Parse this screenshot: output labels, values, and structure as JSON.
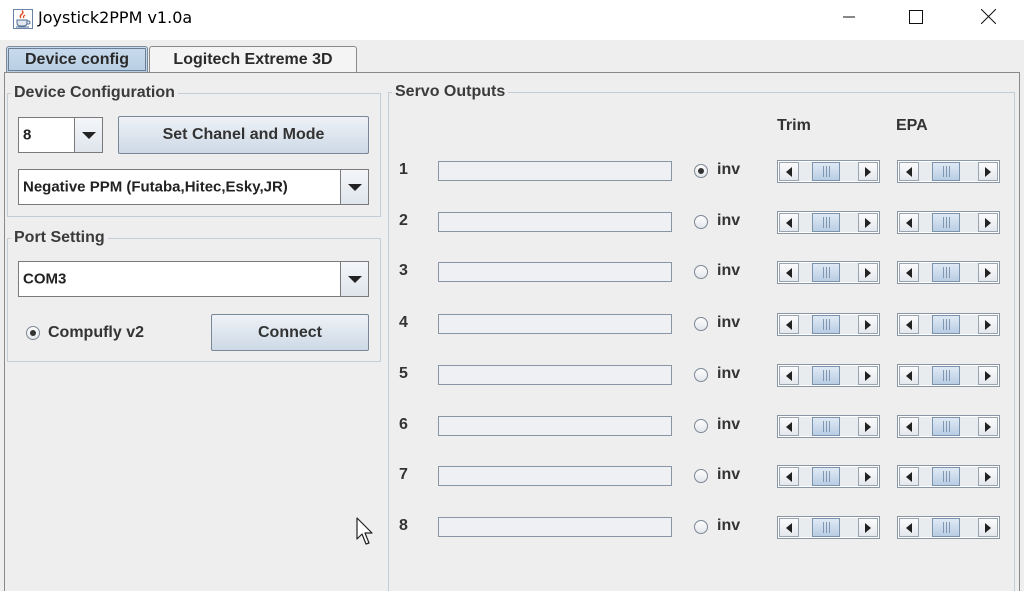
{
  "window": {
    "title": "Joystick2PPM v1.0a",
    "minimize_glyph": "─",
    "maximize_glyph": "☐",
    "close_glyph": "✕"
  },
  "tabs": [
    {
      "label": "Device config",
      "active": true
    },
    {
      "label": "Logitech Extreme 3D",
      "active": false
    }
  ],
  "device_configuration": {
    "title": "Device Configuration",
    "channels_value": "8",
    "set_button_label": "Set Chanel and Mode",
    "mode_value": "Negative PPM (Futaba,Hitec,Esky,JR)"
  },
  "port_setting": {
    "title": "Port Setting",
    "port_value": "COM3",
    "radio_label": "Compufly v2",
    "radio_selected": true,
    "connect_button_label": "Connect"
  },
  "servo_outputs": {
    "title": "Servo Outputs",
    "trim_header": "Trim",
    "epa_header": "EPA",
    "inv_label": "inv",
    "rows": [
      {
        "num": "1",
        "inv": true
      },
      {
        "num": "2",
        "inv": false
      },
      {
        "num": "3",
        "inv": false
      },
      {
        "num": "4",
        "inv": false
      },
      {
        "num": "5",
        "inv": false
      },
      {
        "num": "6",
        "inv": false
      },
      {
        "num": "7",
        "inv": false
      },
      {
        "num": "8",
        "inv": false
      }
    ]
  },
  "colors": {
    "panel_bg": "#eeeeee",
    "tab_active": "#b8cde3",
    "button_gradient_bottom": "#cdd9e6",
    "group_border": "#c3cdd8"
  },
  "icons": [
    "java-cup-icon",
    "minimize-icon",
    "maximize-icon",
    "close-icon",
    "chevron-down-icon",
    "arrow-left-icon",
    "arrow-right-icon",
    "mouse-cursor-icon"
  ]
}
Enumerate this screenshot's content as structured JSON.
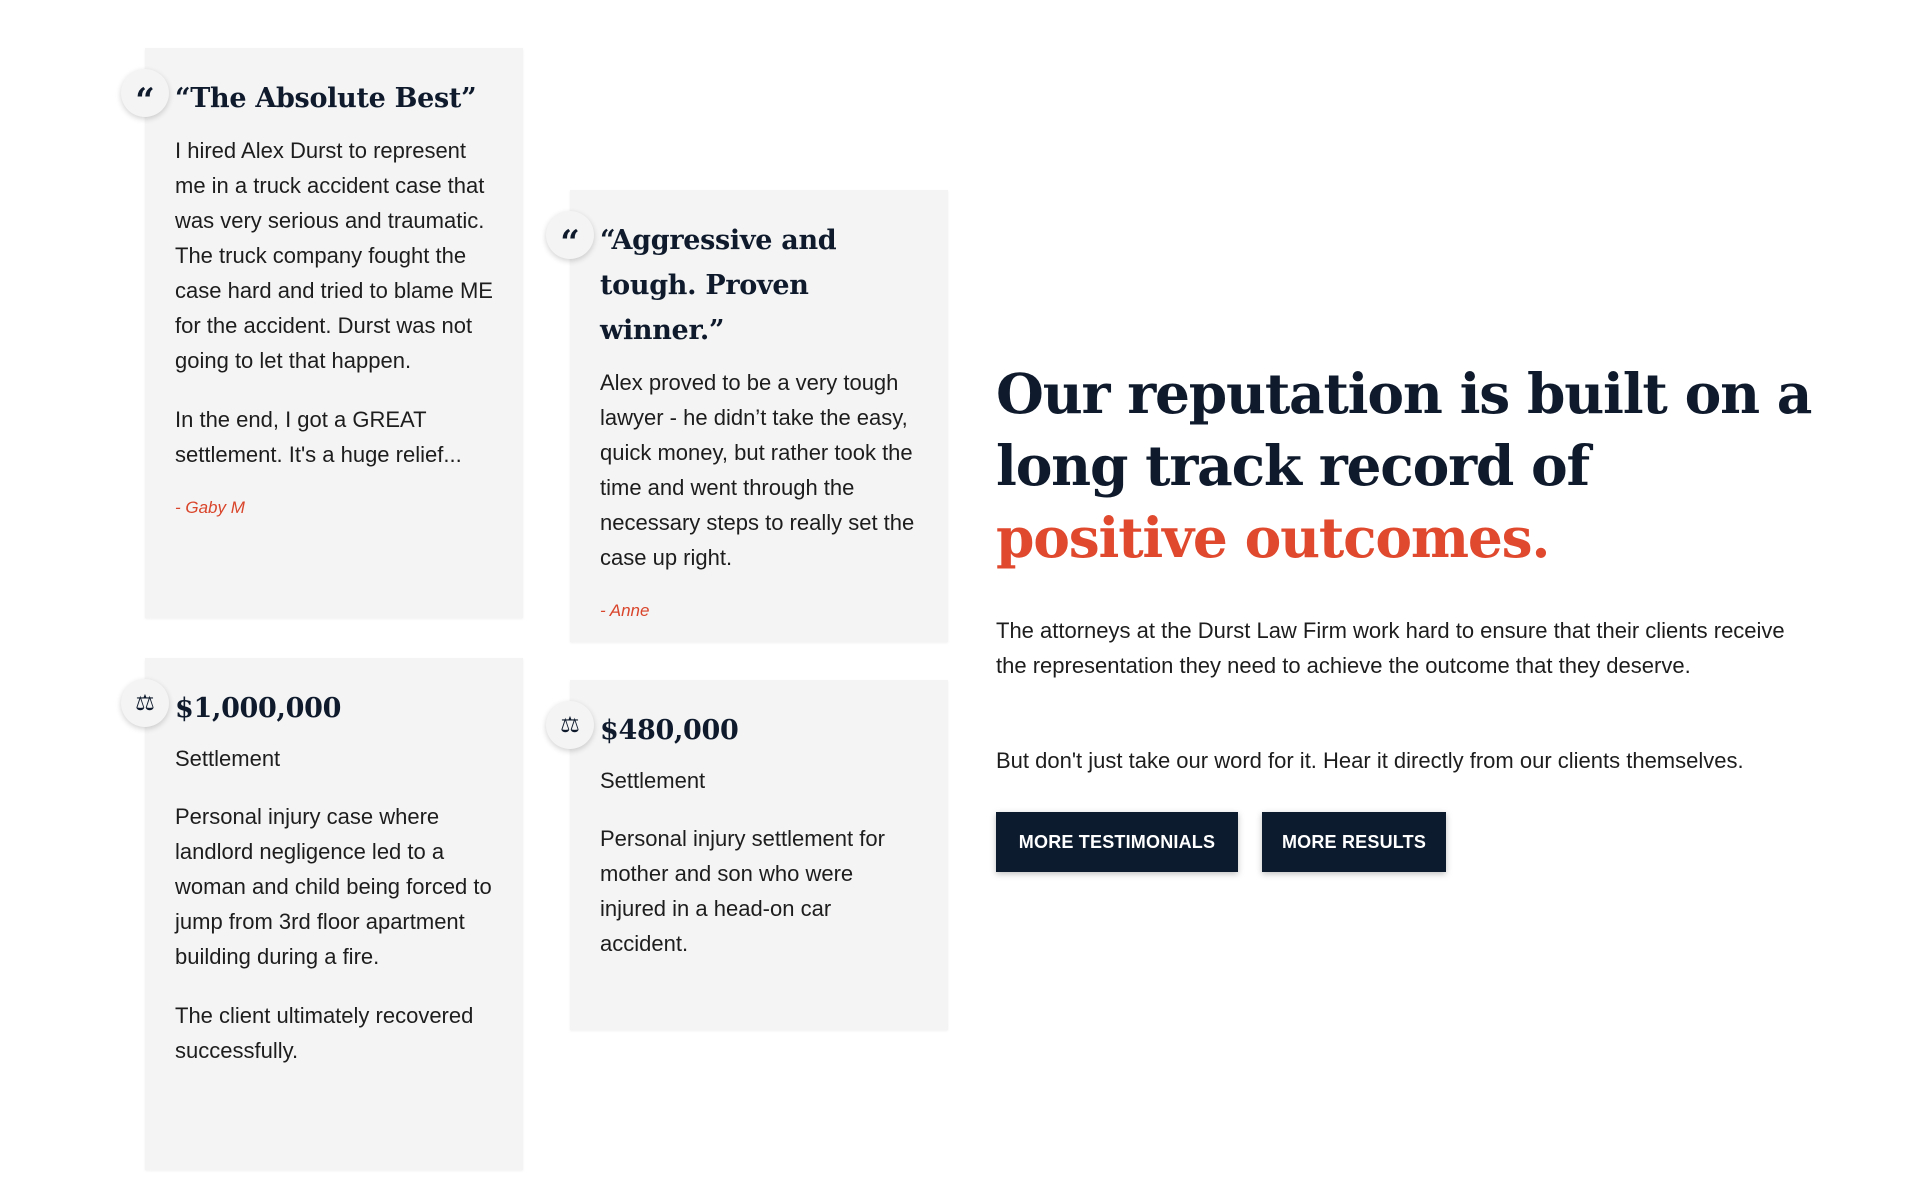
{
  "testimonials": [
    {
      "title": "“The Absolute Best”",
      "paragraphs": [
        "I hired Alex Durst to represent me in a truck accident case that was very serious and traumatic. The truck company fought the case hard and tried to blame ME for the accident. Durst was not going to let that happen.",
        "In the end, I got a GREAT settlement. It's a huge relief..."
      ],
      "author": "- Gaby M"
    },
    {
      "title": "“Aggressive and tough. Proven winner.”",
      "paragraphs": [
        "Alex proved to be a very tough lawyer - he didn’t take the easy, quick money, but rather took the time and went through the necessary steps to really set the case up right."
      ],
      "author": "- Anne"
    }
  ],
  "results": [
    {
      "amount": "$1,000,000",
      "type": "Settlement",
      "paragraphs": [
        "Personal injury case where landlord negligence led to a woman and child being forced to jump from 3rd floor apartment building during a fire.",
        "The client ultimately recovered successfully."
      ]
    },
    {
      "amount": "$480,000",
      "type": "Settlement",
      "paragraphs": [
        "Personal injury settlement for mother and son who were injured in a head-on car accident."
      ]
    }
  ],
  "icons": {
    "quote": "quote-icon",
    "scales": "scales-icon",
    "quote_glyph": "“",
    "scales_glyph": "⚖"
  },
  "hero": {
    "headline_main": "Our reputation is built on a long track record of ",
    "headline_accent": "positive outcomes.",
    "paragraph_1": "The attorneys at the Durst Law Firm work hard to ensure that their clients receive the representation they need to achieve the outcome that they deserve.",
    "paragraph_2": "But don't just take our word for it. Hear it directly from our clients themselves.",
    "button_testimonials": "MORE TESTIMONIALS",
    "button_results": "MORE RESULTS"
  },
  "colors": {
    "navy": "#0f1b2d",
    "accent": "#e0492e",
    "card_bg": "#f4f4f4"
  }
}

◆ GIVEN REQUEST ◆
In the records shown above, how many lines include the word "true"? Answer with the number only.

◆ ANSWER TO THE PROBLEM ◆
3